• GIVEN REQUEST
Print the records again, character for character.
#### DATASET ENTRIES ####
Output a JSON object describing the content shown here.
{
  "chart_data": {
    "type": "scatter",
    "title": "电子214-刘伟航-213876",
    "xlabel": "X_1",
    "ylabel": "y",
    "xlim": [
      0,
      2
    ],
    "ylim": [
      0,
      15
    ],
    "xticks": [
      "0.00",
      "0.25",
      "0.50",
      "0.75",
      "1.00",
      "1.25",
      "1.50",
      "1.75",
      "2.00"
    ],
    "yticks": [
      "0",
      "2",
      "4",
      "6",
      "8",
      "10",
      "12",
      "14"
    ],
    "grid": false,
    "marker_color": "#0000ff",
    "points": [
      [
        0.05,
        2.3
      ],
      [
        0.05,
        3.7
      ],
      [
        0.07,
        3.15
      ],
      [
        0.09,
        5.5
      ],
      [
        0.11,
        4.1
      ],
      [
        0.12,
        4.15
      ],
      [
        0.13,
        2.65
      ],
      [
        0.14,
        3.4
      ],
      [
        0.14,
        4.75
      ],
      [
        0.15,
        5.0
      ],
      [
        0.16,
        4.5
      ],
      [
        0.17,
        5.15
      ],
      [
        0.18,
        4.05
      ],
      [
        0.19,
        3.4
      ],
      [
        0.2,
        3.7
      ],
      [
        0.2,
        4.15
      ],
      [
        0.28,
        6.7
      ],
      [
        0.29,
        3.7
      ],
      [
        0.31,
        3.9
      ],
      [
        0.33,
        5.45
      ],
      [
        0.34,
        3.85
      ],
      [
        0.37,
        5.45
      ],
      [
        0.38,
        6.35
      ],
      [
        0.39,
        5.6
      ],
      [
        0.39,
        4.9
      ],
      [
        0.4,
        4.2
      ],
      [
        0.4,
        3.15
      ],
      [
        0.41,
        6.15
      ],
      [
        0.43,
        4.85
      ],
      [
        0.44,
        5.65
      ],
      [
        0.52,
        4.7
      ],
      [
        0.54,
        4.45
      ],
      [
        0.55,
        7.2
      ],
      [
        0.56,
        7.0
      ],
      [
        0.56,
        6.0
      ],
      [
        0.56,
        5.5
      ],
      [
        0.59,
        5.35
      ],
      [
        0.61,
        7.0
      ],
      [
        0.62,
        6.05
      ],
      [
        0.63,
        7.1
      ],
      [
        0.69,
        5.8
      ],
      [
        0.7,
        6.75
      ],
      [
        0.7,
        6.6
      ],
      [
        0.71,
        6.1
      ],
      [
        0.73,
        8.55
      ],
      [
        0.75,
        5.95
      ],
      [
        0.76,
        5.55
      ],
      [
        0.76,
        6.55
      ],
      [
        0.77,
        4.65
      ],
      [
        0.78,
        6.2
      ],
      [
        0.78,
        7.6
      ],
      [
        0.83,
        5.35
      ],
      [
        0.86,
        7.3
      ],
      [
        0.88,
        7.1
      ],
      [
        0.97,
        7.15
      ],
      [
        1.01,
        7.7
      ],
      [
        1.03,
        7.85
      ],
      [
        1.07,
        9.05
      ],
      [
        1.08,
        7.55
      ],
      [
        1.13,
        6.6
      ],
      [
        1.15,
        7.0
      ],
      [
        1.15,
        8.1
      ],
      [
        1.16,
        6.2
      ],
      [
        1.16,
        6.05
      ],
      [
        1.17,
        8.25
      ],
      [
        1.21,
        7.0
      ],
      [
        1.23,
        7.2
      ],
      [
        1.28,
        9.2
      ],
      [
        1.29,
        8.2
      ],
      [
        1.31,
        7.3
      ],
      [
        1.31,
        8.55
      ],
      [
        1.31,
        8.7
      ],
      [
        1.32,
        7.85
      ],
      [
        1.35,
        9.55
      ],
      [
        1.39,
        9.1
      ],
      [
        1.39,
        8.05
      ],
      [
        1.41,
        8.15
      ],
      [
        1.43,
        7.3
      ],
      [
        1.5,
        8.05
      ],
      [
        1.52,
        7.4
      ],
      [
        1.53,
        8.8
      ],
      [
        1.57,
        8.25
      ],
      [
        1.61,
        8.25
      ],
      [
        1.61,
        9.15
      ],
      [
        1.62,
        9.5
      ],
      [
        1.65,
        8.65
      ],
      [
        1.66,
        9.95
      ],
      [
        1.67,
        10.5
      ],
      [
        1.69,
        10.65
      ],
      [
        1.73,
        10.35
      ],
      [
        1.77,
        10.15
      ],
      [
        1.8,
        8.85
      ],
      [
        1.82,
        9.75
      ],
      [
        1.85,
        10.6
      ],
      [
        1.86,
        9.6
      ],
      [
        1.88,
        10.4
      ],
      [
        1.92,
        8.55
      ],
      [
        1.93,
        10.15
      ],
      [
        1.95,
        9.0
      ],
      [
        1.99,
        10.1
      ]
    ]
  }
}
####
• SOLUTION TO THIS EXERCISE
Output a JSON object describing the content shown here.
{
  "chart_data": {
    "type": "scatter",
    "title": "电子214-刘伟航-213876",
    "xlabel": "X_1",
    "ylabel": "y",
    "xlim": [
      0,
      2
    ],
    "ylim": [
      0,
      15
    ],
    "xticks": [
      "0.00",
      "0.25",
      "0.50",
      "0.75",
      "1.00",
      "1.25",
      "1.50",
      "1.75",
      "2.00"
    ],
    "yticks": [
      "0",
      "2",
      "4",
      "6",
      "8",
      "10",
      "12",
      "14"
    ],
    "grid": false,
    "marker_color": "#0000ff",
    "points": [
      [
        0.05,
        2.3
      ],
      [
        0.05,
        3.7
      ],
      [
        0.07,
        3.15
      ],
      [
        0.09,
        5.5
      ],
      [
        0.11,
        4.1
      ],
      [
        0.12,
        4.15
      ],
      [
        0.13,
        2.65
      ],
      [
        0.14,
        3.4
      ],
      [
        0.14,
        4.75
      ],
      [
        0.15,
        5.0
      ],
      [
        0.16,
        4.5
      ],
      [
        0.17,
        5.15
      ],
      [
        0.18,
        4.05
      ],
      [
        0.19,
        3.4
      ],
      [
        0.2,
        3.7
      ],
      [
        0.2,
        4.15
      ],
      [
        0.28,
        6.7
      ],
      [
        0.29,
        3.7
      ],
      [
        0.31,
        3.9
      ],
      [
        0.33,
        5.45
      ],
      [
        0.34,
        3.85
      ],
      [
        0.37,
        5.45
      ],
      [
        0.38,
        6.35
      ],
      [
        0.39,
        5.6
      ],
      [
        0.39,
        4.9
      ],
      [
        0.4,
        4.2
      ],
      [
        0.4,
        3.15
      ],
      [
        0.41,
        6.15
      ],
      [
        0.43,
        4.85
      ],
      [
        0.44,
        5.65
      ],
      [
        0.52,
        4.7
      ],
      [
        0.54,
        4.45
      ],
      [
        0.55,
        7.2
      ],
      [
        0.56,
        7.0
      ],
      [
        0.56,
        6.0
      ],
      [
        0.56,
        5.5
      ],
      [
        0.59,
        5.35
      ],
      [
        0.61,
        7.0
      ],
      [
        0.62,
        6.05
      ],
      [
        0.63,
        7.1
      ],
      [
        0.69,
        5.8
      ],
      [
        0.7,
        6.75
      ],
      [
        0.7,
        6.6
      ],
      [
        0.71,
        6.1
      ],
      [
        0.73,
        8.55
      ],
      [
        0.75,
        5.95
      ],
      [
        0.76,
        5.55
      ],
      [
        0.76,
        6.55
      ],
      [
        0.77,
        4.65
      ],
      [
        0.78,
        6.2
      ],
      [
        0.78,
        7.6
      ],
      [
        0.83,
        5.35
      ],
      [
        0.86,
        7.3
      ],
      [
        0.88,
        7.1
      ],
      [
        0.97,
        7.15
      ],
      [
        1.01,
        7.7
      ],
      [
        1.03,
        7.85
      ],
      [
        1.07,
        9.05
      ],
      [
        1.08,
        7.55
      ],
      [
        1.13,
        6.6
      ],
      [
        1.15,
        7.0
      ],
      [
        1.15,
        8.1
      ],
      [
        1.16,
        6.2
      ],
      [
        1.16,
        6.05
      ],
      [
        1.17,
        8.25
      ],
      [
        1.21,
        7.0
      ],
      [
        1.23,
        7.2
      ],
      [
        1.28,
        9.2
      ],
      [
        1.29,
        8.2
      ],
      [
        1.31,
        7.3
      ],
      [
        1.31,
        8.55
      ],
      [
        1.31,
        8.7
      ],
      [
        1.32,
        7.85
      ],
      [
        1.35,
        9.55
      ],
      [
        1.39,
        9.1
      ],
      [
        1.39,
        8.05
      ],
      [
        1.41,
        8.15
      ],
      [
        1.43,
        7.3
      ],
      [
        1.5,
        8.05
      ],
      [
        1.52,
        7.4
      ],
      [
        1.53,
        8.8
      ],
      [
        1.57,
        8.25
      ],
      [
        1.61,
        8.25
      ],
      [
        1.61,
        9.15
      ],
      [
        1.62,
        9.5
      ],
      [
        1.65,
        8.65
      ],
      [
        1.66,
        9.95
      ],
      [
        1.67,
        10.5
      ],
      [
        1.69,
        10.65
      ],
      [
        1.73,
        10.35
      ],
      [
        1.77,
        10.15
      ],
      [
        1.8,
        8.85
      ],
      [
        1.82,
        9.75
      ],
      [
        1.85,
        10.6
      ],
      [
        1.86,
        9.6
      ],
      [
        1.88,
        10.4
      ],
      [
        1.92,
        8.55
      ],
      [
        1.93,
        10.15
      ],
      [
        1.95,
        9.0
      ],
      [
        1.99,
        10.1
      ]
    ]
  }
}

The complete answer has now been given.